[Material provided]
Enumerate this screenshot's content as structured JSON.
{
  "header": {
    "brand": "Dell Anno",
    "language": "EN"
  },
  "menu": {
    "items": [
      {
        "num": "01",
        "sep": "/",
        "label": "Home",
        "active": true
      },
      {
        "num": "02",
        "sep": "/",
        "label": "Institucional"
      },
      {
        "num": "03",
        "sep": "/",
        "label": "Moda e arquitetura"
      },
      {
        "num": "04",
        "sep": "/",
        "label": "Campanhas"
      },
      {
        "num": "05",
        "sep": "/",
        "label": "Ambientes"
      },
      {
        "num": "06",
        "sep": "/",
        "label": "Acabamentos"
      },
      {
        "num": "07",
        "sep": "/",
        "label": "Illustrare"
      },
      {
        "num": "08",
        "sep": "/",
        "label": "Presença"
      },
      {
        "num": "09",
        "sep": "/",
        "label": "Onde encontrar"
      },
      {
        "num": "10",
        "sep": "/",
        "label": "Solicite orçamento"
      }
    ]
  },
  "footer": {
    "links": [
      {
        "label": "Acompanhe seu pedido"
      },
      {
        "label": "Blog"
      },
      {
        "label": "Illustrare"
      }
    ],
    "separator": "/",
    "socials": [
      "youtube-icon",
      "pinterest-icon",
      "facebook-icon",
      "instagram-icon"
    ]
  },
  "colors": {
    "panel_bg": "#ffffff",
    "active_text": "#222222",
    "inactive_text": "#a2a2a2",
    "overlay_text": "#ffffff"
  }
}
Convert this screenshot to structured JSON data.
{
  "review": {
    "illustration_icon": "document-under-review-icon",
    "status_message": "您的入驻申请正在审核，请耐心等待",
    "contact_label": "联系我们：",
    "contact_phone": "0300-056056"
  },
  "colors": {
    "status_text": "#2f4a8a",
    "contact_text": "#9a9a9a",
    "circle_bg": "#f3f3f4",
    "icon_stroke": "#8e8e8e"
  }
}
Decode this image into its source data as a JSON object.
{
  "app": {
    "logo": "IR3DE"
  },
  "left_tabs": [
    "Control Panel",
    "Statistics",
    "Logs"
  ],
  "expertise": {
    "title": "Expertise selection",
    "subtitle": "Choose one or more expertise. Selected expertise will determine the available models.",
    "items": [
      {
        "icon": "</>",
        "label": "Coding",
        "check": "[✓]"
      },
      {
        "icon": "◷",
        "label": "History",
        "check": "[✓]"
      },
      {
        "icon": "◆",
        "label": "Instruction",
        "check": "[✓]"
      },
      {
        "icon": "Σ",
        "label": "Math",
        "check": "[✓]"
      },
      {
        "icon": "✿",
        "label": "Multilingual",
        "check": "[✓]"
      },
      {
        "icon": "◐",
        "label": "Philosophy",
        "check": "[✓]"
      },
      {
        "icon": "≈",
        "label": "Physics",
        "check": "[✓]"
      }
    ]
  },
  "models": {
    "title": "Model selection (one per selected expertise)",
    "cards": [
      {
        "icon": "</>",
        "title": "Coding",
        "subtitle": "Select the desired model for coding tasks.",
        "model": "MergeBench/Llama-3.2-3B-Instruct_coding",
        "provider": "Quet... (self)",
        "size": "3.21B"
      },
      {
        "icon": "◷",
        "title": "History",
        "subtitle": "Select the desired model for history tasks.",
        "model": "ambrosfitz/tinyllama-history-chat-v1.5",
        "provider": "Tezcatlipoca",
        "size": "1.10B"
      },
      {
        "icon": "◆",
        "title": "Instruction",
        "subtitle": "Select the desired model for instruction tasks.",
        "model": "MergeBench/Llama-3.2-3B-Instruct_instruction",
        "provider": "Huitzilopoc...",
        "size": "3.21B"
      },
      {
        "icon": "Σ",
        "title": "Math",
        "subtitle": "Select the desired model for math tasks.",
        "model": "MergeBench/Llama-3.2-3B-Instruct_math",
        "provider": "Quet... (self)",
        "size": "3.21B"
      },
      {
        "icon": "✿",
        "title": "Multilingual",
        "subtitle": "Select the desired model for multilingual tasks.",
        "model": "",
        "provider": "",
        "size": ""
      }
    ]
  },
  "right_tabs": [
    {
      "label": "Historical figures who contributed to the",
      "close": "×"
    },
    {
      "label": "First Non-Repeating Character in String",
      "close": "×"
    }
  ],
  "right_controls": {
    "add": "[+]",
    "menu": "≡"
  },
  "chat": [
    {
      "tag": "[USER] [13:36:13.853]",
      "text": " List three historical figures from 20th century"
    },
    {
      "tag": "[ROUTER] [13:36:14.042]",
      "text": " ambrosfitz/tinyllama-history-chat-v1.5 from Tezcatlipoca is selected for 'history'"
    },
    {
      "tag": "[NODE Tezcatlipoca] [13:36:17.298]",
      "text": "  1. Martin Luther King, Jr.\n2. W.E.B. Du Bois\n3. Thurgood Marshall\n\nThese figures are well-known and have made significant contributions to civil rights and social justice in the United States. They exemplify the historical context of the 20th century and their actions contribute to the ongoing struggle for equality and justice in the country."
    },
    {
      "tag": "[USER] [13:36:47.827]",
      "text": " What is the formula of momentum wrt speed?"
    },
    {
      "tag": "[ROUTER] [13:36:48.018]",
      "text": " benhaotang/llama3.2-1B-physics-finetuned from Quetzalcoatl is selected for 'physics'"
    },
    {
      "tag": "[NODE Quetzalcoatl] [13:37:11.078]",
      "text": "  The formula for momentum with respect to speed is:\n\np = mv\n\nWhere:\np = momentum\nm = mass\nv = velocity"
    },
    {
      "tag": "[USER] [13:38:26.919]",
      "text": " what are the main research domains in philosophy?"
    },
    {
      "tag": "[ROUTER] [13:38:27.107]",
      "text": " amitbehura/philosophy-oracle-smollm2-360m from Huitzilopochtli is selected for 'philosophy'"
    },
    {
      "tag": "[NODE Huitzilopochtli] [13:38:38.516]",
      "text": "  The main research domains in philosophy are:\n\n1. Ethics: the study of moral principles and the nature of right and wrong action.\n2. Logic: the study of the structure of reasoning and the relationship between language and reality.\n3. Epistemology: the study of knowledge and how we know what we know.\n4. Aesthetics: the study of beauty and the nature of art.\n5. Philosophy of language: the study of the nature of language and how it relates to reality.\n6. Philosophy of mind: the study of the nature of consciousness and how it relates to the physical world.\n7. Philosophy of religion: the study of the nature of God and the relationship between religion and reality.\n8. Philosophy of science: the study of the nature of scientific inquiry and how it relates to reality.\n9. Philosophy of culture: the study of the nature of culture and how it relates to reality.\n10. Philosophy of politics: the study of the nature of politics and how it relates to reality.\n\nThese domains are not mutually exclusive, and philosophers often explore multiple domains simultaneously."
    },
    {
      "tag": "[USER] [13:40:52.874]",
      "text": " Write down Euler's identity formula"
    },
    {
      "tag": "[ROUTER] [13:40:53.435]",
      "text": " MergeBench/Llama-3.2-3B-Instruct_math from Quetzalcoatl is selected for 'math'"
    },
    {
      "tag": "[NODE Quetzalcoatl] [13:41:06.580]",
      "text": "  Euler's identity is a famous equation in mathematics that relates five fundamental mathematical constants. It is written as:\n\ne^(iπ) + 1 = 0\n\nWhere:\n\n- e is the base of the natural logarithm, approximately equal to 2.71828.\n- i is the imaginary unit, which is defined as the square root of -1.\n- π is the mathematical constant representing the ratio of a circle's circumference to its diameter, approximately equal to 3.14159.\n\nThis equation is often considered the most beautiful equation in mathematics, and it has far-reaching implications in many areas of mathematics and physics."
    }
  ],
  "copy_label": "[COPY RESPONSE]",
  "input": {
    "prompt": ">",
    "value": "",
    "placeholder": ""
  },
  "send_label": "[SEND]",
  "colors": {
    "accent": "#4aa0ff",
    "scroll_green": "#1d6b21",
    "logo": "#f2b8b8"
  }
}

[Request]
Each line that contains the word "ambrosfitz" counts toward the total; give only that total.

[Written reply]
2